* Start *
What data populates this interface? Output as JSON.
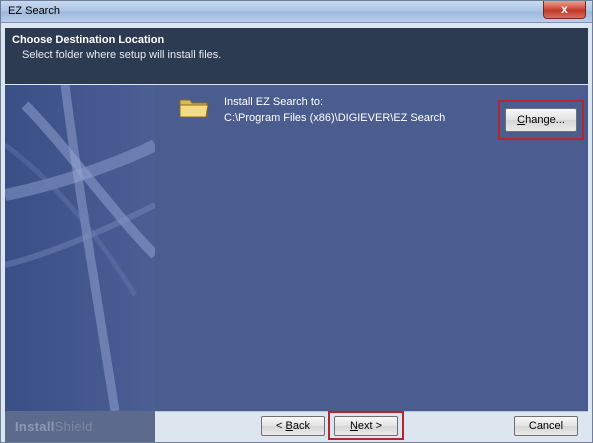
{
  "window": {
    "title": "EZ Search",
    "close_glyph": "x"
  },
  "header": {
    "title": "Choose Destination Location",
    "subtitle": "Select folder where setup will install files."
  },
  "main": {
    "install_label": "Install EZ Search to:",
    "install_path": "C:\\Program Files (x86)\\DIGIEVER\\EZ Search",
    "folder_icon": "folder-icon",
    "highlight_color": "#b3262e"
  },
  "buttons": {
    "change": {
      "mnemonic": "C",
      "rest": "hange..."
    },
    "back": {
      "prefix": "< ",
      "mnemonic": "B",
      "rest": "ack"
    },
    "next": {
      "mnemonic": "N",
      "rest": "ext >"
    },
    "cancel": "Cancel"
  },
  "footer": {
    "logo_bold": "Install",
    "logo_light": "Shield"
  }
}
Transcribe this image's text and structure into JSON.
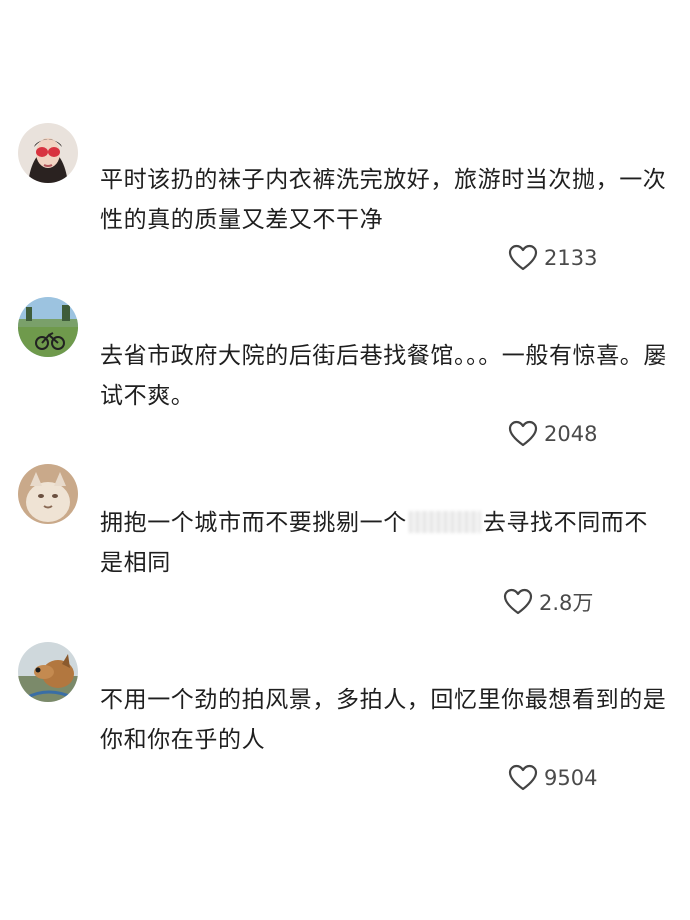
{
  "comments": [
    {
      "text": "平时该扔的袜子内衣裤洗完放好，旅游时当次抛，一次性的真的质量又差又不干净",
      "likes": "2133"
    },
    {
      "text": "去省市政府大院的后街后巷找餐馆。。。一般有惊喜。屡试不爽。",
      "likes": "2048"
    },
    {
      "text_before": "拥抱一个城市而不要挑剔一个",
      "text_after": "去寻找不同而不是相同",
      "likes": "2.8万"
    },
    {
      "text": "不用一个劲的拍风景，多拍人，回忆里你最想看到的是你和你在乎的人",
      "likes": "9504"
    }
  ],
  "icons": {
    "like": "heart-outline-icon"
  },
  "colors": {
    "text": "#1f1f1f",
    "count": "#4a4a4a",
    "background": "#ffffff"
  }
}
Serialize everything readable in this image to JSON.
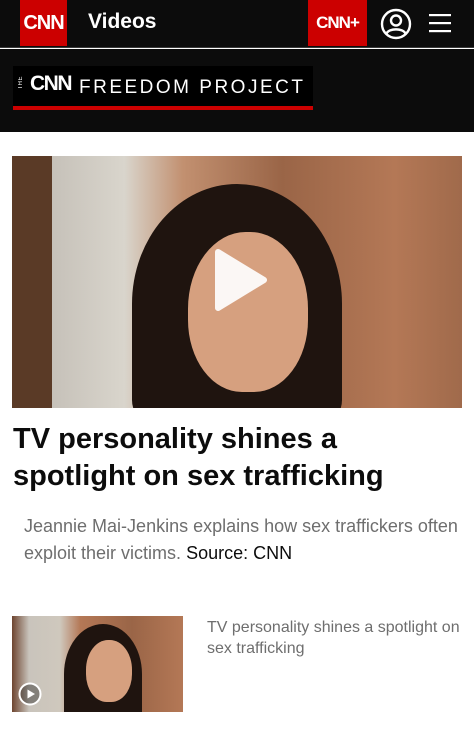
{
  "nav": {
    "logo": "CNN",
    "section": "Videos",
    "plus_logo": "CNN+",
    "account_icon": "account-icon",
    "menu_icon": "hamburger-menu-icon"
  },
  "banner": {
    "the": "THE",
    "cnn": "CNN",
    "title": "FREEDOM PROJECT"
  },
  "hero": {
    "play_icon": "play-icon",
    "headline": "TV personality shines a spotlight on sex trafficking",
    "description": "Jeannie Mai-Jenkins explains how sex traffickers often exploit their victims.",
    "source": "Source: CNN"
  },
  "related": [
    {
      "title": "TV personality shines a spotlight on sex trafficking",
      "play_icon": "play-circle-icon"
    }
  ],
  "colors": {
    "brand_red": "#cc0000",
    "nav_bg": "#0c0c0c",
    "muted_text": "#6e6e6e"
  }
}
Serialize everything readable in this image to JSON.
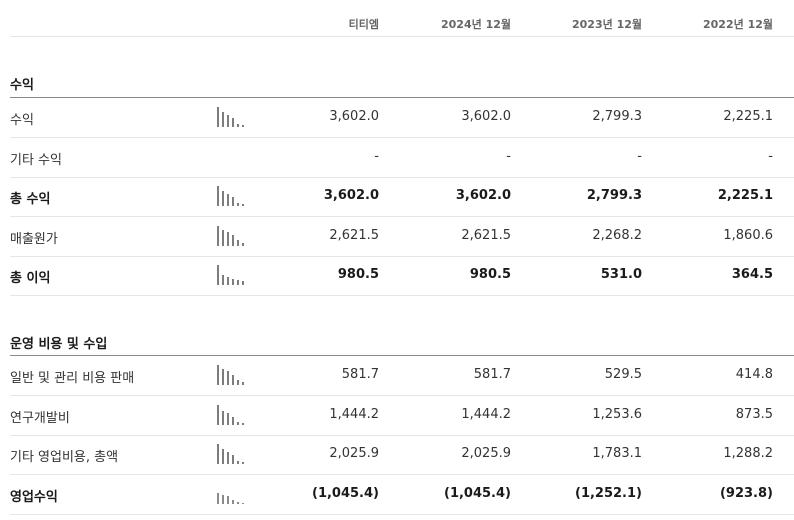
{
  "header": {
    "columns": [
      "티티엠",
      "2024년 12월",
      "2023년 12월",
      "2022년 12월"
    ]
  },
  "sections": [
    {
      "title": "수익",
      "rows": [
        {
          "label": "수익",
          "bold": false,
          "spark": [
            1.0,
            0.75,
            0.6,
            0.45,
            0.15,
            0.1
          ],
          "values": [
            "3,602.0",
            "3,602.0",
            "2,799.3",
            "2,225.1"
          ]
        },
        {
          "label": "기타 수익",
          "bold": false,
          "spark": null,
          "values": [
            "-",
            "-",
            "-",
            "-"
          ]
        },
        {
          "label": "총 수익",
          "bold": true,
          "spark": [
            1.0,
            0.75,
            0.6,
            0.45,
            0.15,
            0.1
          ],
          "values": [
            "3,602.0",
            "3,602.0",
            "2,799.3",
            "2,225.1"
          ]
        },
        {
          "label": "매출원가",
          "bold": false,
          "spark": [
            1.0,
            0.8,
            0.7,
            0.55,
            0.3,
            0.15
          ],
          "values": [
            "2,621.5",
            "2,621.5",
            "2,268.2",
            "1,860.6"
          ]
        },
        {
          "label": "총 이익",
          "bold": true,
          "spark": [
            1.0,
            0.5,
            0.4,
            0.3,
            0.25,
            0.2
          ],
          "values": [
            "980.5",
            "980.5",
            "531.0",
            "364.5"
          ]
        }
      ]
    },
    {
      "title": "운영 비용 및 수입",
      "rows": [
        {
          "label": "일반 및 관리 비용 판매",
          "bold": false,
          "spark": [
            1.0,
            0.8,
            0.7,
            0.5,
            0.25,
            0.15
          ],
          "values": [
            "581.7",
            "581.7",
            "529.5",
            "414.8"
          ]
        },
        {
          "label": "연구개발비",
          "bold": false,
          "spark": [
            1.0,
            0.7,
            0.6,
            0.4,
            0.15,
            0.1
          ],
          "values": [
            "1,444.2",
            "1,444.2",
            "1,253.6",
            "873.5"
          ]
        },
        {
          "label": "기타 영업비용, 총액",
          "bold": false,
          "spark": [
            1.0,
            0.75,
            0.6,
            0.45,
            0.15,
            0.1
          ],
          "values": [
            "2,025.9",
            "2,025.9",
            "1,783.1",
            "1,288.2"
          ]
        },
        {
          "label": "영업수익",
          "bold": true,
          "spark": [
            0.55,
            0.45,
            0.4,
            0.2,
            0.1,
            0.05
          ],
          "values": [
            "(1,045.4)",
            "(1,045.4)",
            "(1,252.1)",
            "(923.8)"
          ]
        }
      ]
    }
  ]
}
* End *
Exercise directions
Copy out all the records exactly, excluding pictures.

Result for this task
What data populates this interface? Output as JSON.
{
  "window": {
    "title": "EZ Search",
    "close_glyph": "x"
  },
  "header": {
    "title": "Choose Destination Location",
    "subtitle": "Select folder where setup will install files."
  },
  "main": {
    "install_label": "Install EZ Search to:",
    "install_path": "C:\\Program Files (x86)\\DIGIEVER\\EZ Search",
    "folder_icon": "folder-icon",
    "highlight_color": "#b3262e"
  },
  "buttons": {
    "change": {
      "mnemonic": "C",
      "rest": "hange..."
    },
    "back": {
      "prefix": "< ",
      "mnemonic": "B",
      "rest": "ack"
    },
    "next": {
      "mnemonic": "N",
      "rest": "ext >"
    },
    "cancel": "Cancel"
  },
  "footer": {
    "logo_bold": "Install",
    "logo_light": "Shield"
  }
}
Transcribe this image's text and structure into JSON.
{
  "comments": [
    {
      "text": "平时该扔的袜子内衣裤洗完放好，旅游时当次抛，一次性的真的质量又差又不干净",
      "likes": "2133"
    },
    {
      "text": "去省市政府大院的后街后巷找餐馆。。。一般有惊喜。屡试不爽。",
      "likes": "2048"
    },
    {
      "text_before": "拥抱一个城市而不要挑剔一个",
      "text_after": "去寻找不同而不是相同",
      "likes": "2.8万"
    },
    {
      "text": "不用一个劲的拍风景，多拍人，回忆里你最想看到的是你和你在乎的人",
      "likes": "9504"
    }
  ],
  "icons": {
    "like": "heart-outline-icon"
  },
  "colors": {
    "text": "#1f1f1f",
    "count": "#4a4a4a",
    "background": "#ffffff"
  }
}
Serialize everything readable in this image to JSON.
{
  "nav": {
    "logo": "CNN",
    "section": "Videos",
    "plus_logo": "CNN+",
    "account_icon": "account-icon",
    "menu_icon": "hamburger-menu-icon"
  },
  "banner": {
    "the": "THE",
    "cnn": "CNN",
    "title": "FREEDOM PROJECT"
  },
  "hero": {
    "play_icon": "play-icon",
    "headline": "TV personality shines a spotlight on sex trafficking",
    "description": "Jeannie Mai-Jenkins explains how sex traffickers often exploit their victims.",
    "source": "Source: CNN"
  },
  "related": [
    {
      "title": "TV personality shines a spotlight on sex trafficking",
      "play_icon": "play-circle-icon"
    }
  ],
  "colors": {
    "brand_red": "#cc0000",
    "nav_bg": "#0c0c0c",
    "muted_text": "#6e6e6e"
  }
}
Serialize everything readable in this image to JSON.
{
  "header": {
    "columns": [
      "티티엠",
      "2024년 12월",
      "2023년 12월",
      "2022년 12월"
    ]
  },
  "sections": [
    {
      "title": "수익",
      "rows": [
        {
          "label": "수익",
          "bold": false,
          "spark": [
            1.0,
            0.75,
            0.6,
            0.45,
            0.15,
            0.1
          ],
          "values": [
            "3,602.0",
            "3,602.0",
            "2,799.3",
            "2,225.1"
          ]
        },
        {
          "label": "기타 수익",
          "bold": false,
          "spark": null,
          "values": [
            "-",
            "-",
            "-",
            "-"
          ]
        },
        {
          "label": "총 수익",
          "bold": true,
          "spark": [
            1.0,
            0.75,
            0.6,
            0.45,
            0.15,
            0.1
          ],
          "values": [
            "3,602.0",
            "3,602.0",
            "2,799.3",
            "2,225.1"
          ]
        },
        {
          "label": "매출원가",
          "bold": false,
          "spark": [
            1.0,
            0.8,
            0.7,
            0.55,
            0.3,
            0.15
          ],
          "values": [
            "2,621.5",
            "2,621.5",
            "2,268.2",
            "1,860.6"
          ]
        },
        {
          "label": "총 이익",
          "bold": true,
          "spark": [
            1.0,
            0.5,
            0.4,
            0.3,
            0.25,
            0.2
          ],
          "values": [
            "980.5",
            "980.5",
            "531.0",
            "364.5"
          ]
        }
      ]
    },
    {
      "title": "운영 비용 및 수입",
      "rows": [
        {
          "label": "일반 및 관리 비용 판매",
          "bold": false,
          "spark": [
            1.0,
            0.8,
            0.7,
            0.5,
            0.25,
            0.15
          ],
          "values": [
            "581.7",
            "581.7",
            "529.5",
            "414.8"
          ]
        },
        {
          "label": "연구개발비",
          "bold": false,
          "spark": [
            1.0,
            0.7,
            0.6,
            0.4,
            0.15,
            0.1
          ],
          "values": [
            "1,444.2",
            "1,444.2",
            "1,253.6",
            "873.5"
          ]
        },
        {
          "label": "기타 영업비용, 총액",
          "bold": false,
          "spark": [
            1.0,
            0.75,
            0.6,
            0.45,
            0.15,
            0.1
          ],
          "values": [
            "2,025.9",
            "2,025.9",
            "1,783.1",
            "1,288.2"
          ]
        },
        {
          "label": "영업수익",
          "bold": true,
          "spark": [
            0.55,
            0.45,
            0.4,
            0.2,
            0.1,
            0.05
          ],
          "values": [
            "(1,045.4)",
            "(1,045.4)",
            "(1,252.1)",
            "(923.8)"
          ]
        }
      ]
    }
  ]
}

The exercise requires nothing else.